# EXTRACTED ENTRIES
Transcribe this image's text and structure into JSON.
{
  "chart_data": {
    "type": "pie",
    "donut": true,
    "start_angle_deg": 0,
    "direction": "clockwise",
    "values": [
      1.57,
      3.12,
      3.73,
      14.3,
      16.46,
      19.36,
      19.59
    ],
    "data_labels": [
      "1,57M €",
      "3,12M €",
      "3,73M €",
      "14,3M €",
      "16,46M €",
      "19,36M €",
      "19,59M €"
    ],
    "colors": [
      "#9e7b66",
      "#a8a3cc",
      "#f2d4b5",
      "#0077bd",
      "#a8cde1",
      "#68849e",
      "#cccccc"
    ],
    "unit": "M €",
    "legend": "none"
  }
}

# GIVEN TASK
Every record above must be duplicated exactly.

# WORKED SOLUTION
Transcribe this image's text and structure into JSON.
{
  "chart_data": {
    "type": "pie",
    "donut": true,
    "start_angle_deg": 0,
    "direction": "clockwise",
    "values": [
      1.57,
      3.12,
      3.73,
      14.3,
      16.46,
      19.36,
      19.59
    ],
    "data_labels": [
      "1,57M €",
      "3,12M €",
      "3,73M €",
      "14,3M €",
      "16,46M €",
      "19,36M €",
      "19,59M €"
    ],
    "colors": [
      "#9e7b66",
      "#a8a3cc",
      "#f2d4b5",
      "#0077bd",
      "#a8cde1",
      "#68849e",
      "#cccccc"
    ],
    "unit": "M €",
    "legend": "none"
  }
}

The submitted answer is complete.